[Records from a collection]
__________
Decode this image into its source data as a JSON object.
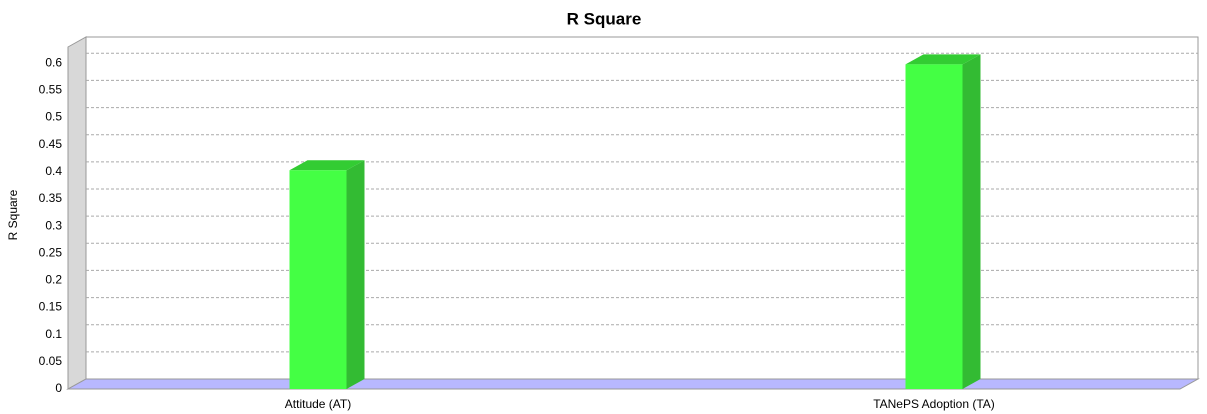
{
  "chart_data": {
    "type": "bar",
    "title": "R Square",
    "y_label": "R Square",
    "categories": [
      "Attitude (AT)",
      "TANePS Adoption (TA)"
    ],
    "values": [
      0.403,
      0.598
    ],
    "color": "#44ff44",
    "ylim": [
      0,
      0.63
    ],
    "yticks": [
      0,
      0.05,
      0.1,
      0.15,
      0.2,
      0.25,
      0.3,
      0.35,
      0.4,
      0.45,
      0.5,
      0.55,
      0.6
    ],
    "grid": true
  }
}
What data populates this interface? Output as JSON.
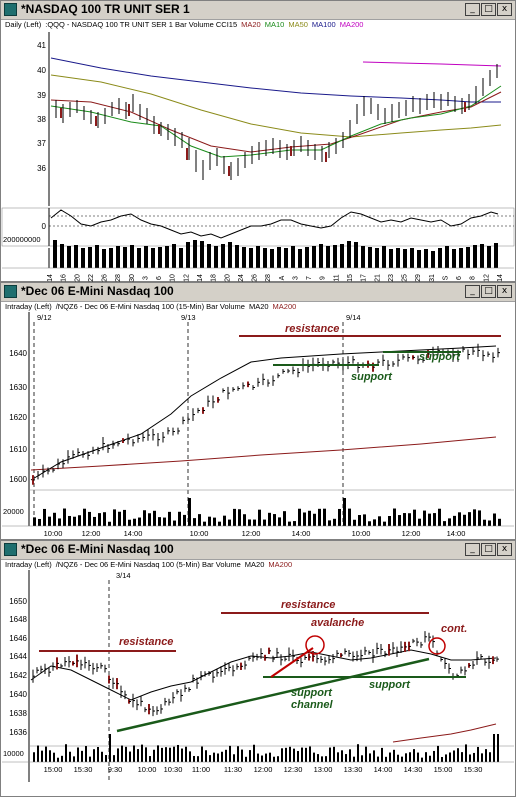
{
  "windows": [
    {
      "title": "*NASDAQ 100 TR UNIT SER 1",
      "info": [
        {
          "text": "Daily  (Left)",
          "color": "#000000"
        },
        {
          "text": ":QQQ - NASDAQ 100 TR UNIT SER 1  Bar  Volume  CCI15",
          "color": "#000000"
        },
        {
          "text": "MA20",
          "color": "#8b1a1a"
        },
        {
          "text": "MA10",
          "color": "#1a8b1a"
        },
        {
          "text": "MA50",
          "color": "#8b8b1a"
        },
        {
          "text": "MA100",
          "color": "#1a1a8b"
        },
        {
          "text": "MA200",
          "color": "#c000c0"
        }
      ],
      "price_ticks": [
        "41",
        "40",
        "39",
        "38",
        "37",
        "36"
      ],
      "cci_ticks": [
        "0"
      ],
      "volume_ticks": [
        "200000000"
      ],
      "x_ticks": [
        "14",
        "16",
        "20",
        "22",
        "26",
        "28",
        "30",
        "3",
        "6",
        "10",
        "12",
        "14",
        "18",
        "20",
        "24",
        "26",
        "28",
        "A",
        "3",
        "7",
        "9",
        "11",
        "15",
        "17",
        "21",
        "23",
        "25",
        "29",
        "31",
        "S",
        "6",
        "8",
        "12",
        "14"
      ]
    },
    {
      "title": "*Dec 06  E-Mini Nasdaq 100",
      "info": [
        {
          "text": "Intraday  (Left)",
          "color": "#000000"
        },
        {
          "text": "/NQZ6 - Dec 06  E-Mini Nasdaq 100 (15-Min)  Bar  Volume",
          "color": "#000000"
        },
        {
          "text": "MA20",
          "color": "#000000"
        },
        {
          "text": "MA200",
          "color": "#8b1a1a"
        }
      ],
      "price_ticks": [
        "1640",
        "1630",
        "1620",
        "1610",
        "1600"
      ],
      "volume_ticks": [
        "20000"
      ],
      "date_markers": [
        "9/12",
        "9/13",
        "9/14"
      ],
      "x_ticks": [
        "10:00",
        "12:00",
        "14:00",
        "10:00",
        "12:00",
        "14:00",
        "10:00",
        "12:00",
        "14:00"
      ],
      "annotations": {
        "resistance": "resistance",
        "support_left": "support",
        "support_right": "support"
      }
    },
    {
      "title": "*Dec 06  E-Mini Nasdaq 100",
      "info": [
        {
          "text": "Intraday  (Left)",
          "color": "#000000"
        },
        {
          "text": "/NQZ6 - Dec 06  E-Mini Nasdaq 100 (5-Min)  Bar  Volume",
          "color": "#000000"
        },
        {
          "text": "MA20",
          "color": "#000000"
        },
        {
          "text": "MA200",
          "color": "#8b1a1a"
        }
      ],
      "price_ticks": [
        "1650",
        "1648",
        "1646",
        "1644",
        "1642",
        "1640",
        "1638",
        "1636"
      ],
      "volume_ticks": [
        "10000"
      ],
      "date_markers": [
        "3/14"
      ],
      "x_ticks": [
        "15:00",
        "15:30",
        "9:30",
        "10:00",
        "10:30",
        "11:00",
        "11:30",
        "12:00",
        "12:30",
        "13:00",
        "13:30",
        "14:00",
        "14:30",
        "15:00",
        "15:30"
      ],
      "annotations": {
        "resistance_left": "resistance",
        "resistance_right": "resistance",
        "avalanche": "avalanche",
        "cont": "cont.",
        "support": "support",
        "support_channel": "support\nchannel"
      }
    }
  ],
  "window_buttons": {
    "minimize": "_",
    "maximize": "□",
    "close": "x"
  }
}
__________
◆ **TASK**:
Reproduce the whole listing above word for word, but not its pictures.

◆ **FINISHED EXERCISE**:
Decode this image into its source data as a JSON object.
{
  "chart_data": {
    "type": "bar",
    "title": "R Square",
    "y_label": "R Square",
    "categories": [
      "Attitude (AT)",
      "TANePS Adoption (TA)"
    ],
    "values": [
      0.403,
      0.598
    ],
    "color": "#44ff44",
    "ylim": [
      0,
      0.63
    ],
    "yticks": [
      0,
      0.05,
      0.1,
      0.15,
      0.2,
      0.25,
      0.3,
      0.35,
      0.4,
      0.45,
      0.5,
      0.55,
      0.6
    ],
    "grid": true
  }
}
What data populates this interface? Output as JSON.
{
  "windows": [
    {
      "title": "*NASDAQ 100 TR UNIT SER 1",
      "info": [
        {
          "text": "Daily  (Left)",
          "color": "#000000"
        },
        {
          "text": ":QQQ - NASDAQ 100 TR UNIT SER 1  Bar  Volume  CCI15",
          "color": "#000000"
        },
        {
          "text": "MA20",
          "color": "#8b1a1a"
        },
        {
          "text": "MA10",
          "color": "#1a8b1a"
        },
        {
          "text": "MA50",
          "color": "#8b8b1a"
        },
        {
          "text": "MA100",
          "color": "#1a1a8b"
        },
        {
          "text": "MA200",
          "color": "#c000c0"
        }
      ],
      "price_ticks": [
        "41",
        "40",
        "39",
        "38",
        "37",
        "36"
      ],
      "cci_ticks": [
        "0"
      ],
      "volume_ticks": [
        "200000000"
      ],
      "x_ticks": [
        "14",
        "16",
        "20",
        "22",
        "26",
        "28",
        "30",
        "3",
        "6",
        "10",
        "12",
        "14",
        "18",
        "20",
        "24",
        "26",
        "28",
        "A",
        "3",
        "7",
        "9",
        "11",
        "15",
        "17",
        "21",
        "23",
        "25",
        "29",
        "31",
        "S",
        "6",
        "8",
        "12",
        "14"
      ]
    },
    {
      "title": "*Dec 06  E-Mini Nasdaq 100",
      "info": [
        {
          "text": "Intraday  (Left)",
          "color": "#000000"
        },
        {
          "text": "/NQZ6 - Dec 06  E-Mini Nasdaq 100 (15-Min)  Bar  Volume",
          "color": "#000000"
        },
        {
          "text": "MA20",
          "color": "#000000"
        },
        {
          "text": "MA200",
          "color": "#8b1a1a"
        }
      ],
      "price_ticks": [
        "1640",
        "1630",
        "1620",
        "1610",
        "1600"
      ],
      "volume_ticks": [
        "20000"
      ],
      "date_markers": [
        "9/12",
        "9/13",
        "9/14"
      ],
      "x_ticks": [
        "10:00",
        "12:00",
        "14:00",
        "10:00",
        "12:00",
        "14:00",
        "10:00",
        "12:00",
        "14:00"
      ],
      "annotations": {
        "resistance": "resistance",
        "support_left": "support",
        "support_right": "support"
      }
    },
    {
      "title": "*Dec 06  E-Mini Nasdaq 100",
      "info": [
        {
          "text": "Intraday  (Left)",
          "color": "#000000"
        },
        {
          "text": "/NQZ6 - Dec 06  E-Mini Nasdaq 100 (5-Min)  Bar  Volume",
          "color": "#000000"
        },
        {
          "text": "MA20",
          "color": "#000000"
        },
        {
          "text": "MA200",
          "color": "#8b1a1a"
        }
      ],
      "price_ticks": [
        "1650",
        "1648",
        "1646",
        "1644",
        "1642",
        "1640",
        "1638",
        "1636"
      ],
      "volume_ticks": [
        "10000"
      ],
      "date_markers": [
        "3/14"
      ],
      "x_ticks": [
        "15:00",
        "15:30",
        "9:30",
        "10:00",
        "10:30",
        "11:00",
        "11:30",
        "12:00",
        "12:30",
        "13:00",
        "13:30",
        "14:00",
        "14:30",
        "15:00",
        "15:30"
      ],
      "annotations": {
        "resistance_left": "resistance",
        "resistance_right": "resistance",
        "avalanche": "avalanche",
        "cont": "cont.",
        "support": "support",
        "support_channel": "support\nchannel"
      }
    }
  ],
  "window_buttons": {
    "minimize": "_",
    "maximize": "□",
    "close": "x"
  }
}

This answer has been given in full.